[BEGIN Data records]
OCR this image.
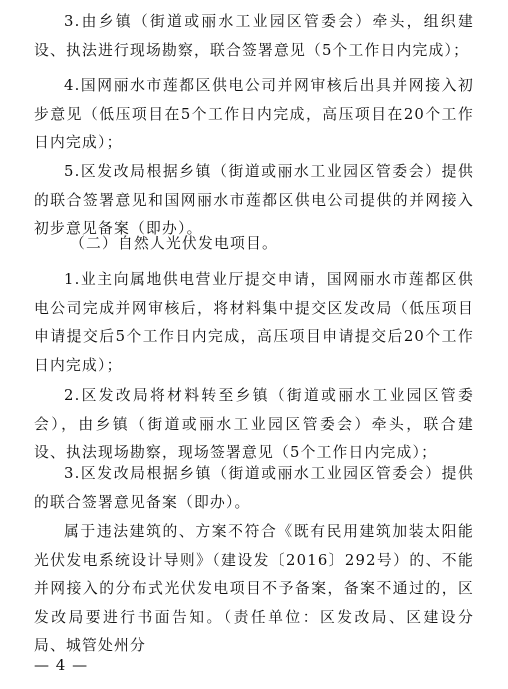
3.由乡镇（街道或丽水工业园区管委会）牵头，组织建设、执法进行现场勘察，联合签署意见（5个工作日内完成）；

4.国网丽水市莲都区供电公司并网审核后出具并网接入初步意见（低压项目在5个工作日内完成，高压项目在20个工作日内完成）；

5.区发改局根据乡镇（街道或丽水工业园区管委会）提供的联合签署意见和国网丽水市莲都区供电公司提供的并网接入初步意见备案（即办）。

（二）自然人光伏发电项目。

1.业主向属地供电营业厅提交申请，国网丽水市莲都区供电公司完成并网审核后，将材料集中提交区发改局（低压项目申请提交后5个工作日内完成，高压项目申请提交后20个工作日内完成）；

2.区发改局将材料转至乡镇（街道或丽水工业园区管委会），由乡镇（街道或丽水工业园区管委会）牵头，联合建设、执法现场勘察，现场签署意见（5个工作日内完成）；

3.区发改局根据乡镇（街道或丽水工业园区管委会）提供的联合签署意见备案（即办）。

属于违法建筑的、方案不符合《既有民用建筑加装太阳能光伏发电系统设计导则》（建设发〔2016〕292号）的、不能并网接入的分布式光伏发电项目不予备案，备案不通过的，区发改局要进行书面告知。（责任单位：区发改局、区建设分局、城管处州分

— 4 —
[END Data records]
Written request: Return to the listing above and set it down exactly, leaving out its pictures.

Output:
OCR this image.
3.由乡镇（街道或丽水工业园区管委会）牵头，组织建设、执法进行现场勘察，联合签署意见（5个工作日内完成）；

4.国网丽水市莲都区供电公司并网审核后出具并网接入初步意见（低压项目在5个工作日内完成，高压项目在20个工作日内完成）；

5.区发改局根据乡镇（街道或丽水工业园区管委会）提供的联合签署意见和国网丽水市莲都区供电公司提供的并网接入初步意见备案（即办）。

（二）自然人光伏发电项目。

1.业主向属地供电营业厅提交申请，国网丽水市莲都区供电公司完成并网审核后，将材料集中提交区发改局（低压项目申请提交后5个工作日内完成，高压项目申请提交后20个工作日内完成）；

2.区发改局将材料转至乡镇（街道或丽水工业园区管委会），由乡镇（街道或丽水工业园区管委会）牵头，联合建设、执法现场勘察，现场签署意见（5个工作日内完成）；

3.区发改局根据乡镇（街道或丽水工业园区管委会）提供的联合签署意见备案（即办）。

属于违法建筑的、方案不符合《既有民用建筑加装太阳能光伏发电系统设计导则》（建设发〔2016〕292号）的、不能并网接入的分布式光伏发电项目不予备案，备案不通过的，区发改局要进行书面告知。（责任单位：区发改局、区建设分局、城管处州分

— 4 —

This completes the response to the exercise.